- _What to produce_: Within the listing below, locate all lines containing the word "text". Copy each one.
══ Records for processing
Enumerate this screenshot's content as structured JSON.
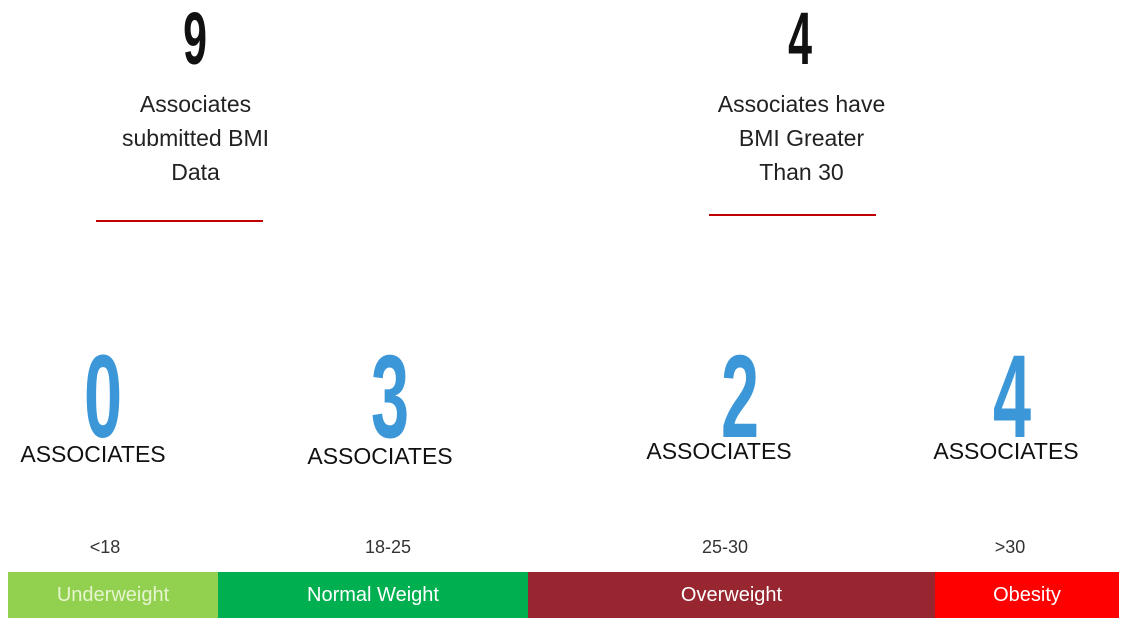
{
  "summary": [
    {
      "value": "9",
      "text": "Associates submitted BMI Data"
    },
    {
      "value": "4",
      "text": "Associates have BMI Greater Than 30"
    }
  ],
  "categories": [
    {
      "count": "0",
      "unit": "ASSOCIATES",
      "range": "<18",
      "label": "Underweight"
    },
    {
      "count": "3",
      "unit": "ASSOCIATES",
      "range": "18-25",
      "label": "Normal Weight"
    },
    {
      "count": "2",
      "unit": "ASSOCIATES",
      "range": "25-30",
      "label": "Overweight"
    },
    {
      "count": "4",
      "unit": "ASSOCIATES",
      "range": ">30",
      "label": "Obesity"
    }
  ]
}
════
- _Problem solution_:
      "text": "Associates submitted BMI Data"
      "text": "Associates have BMI Greater Than 30"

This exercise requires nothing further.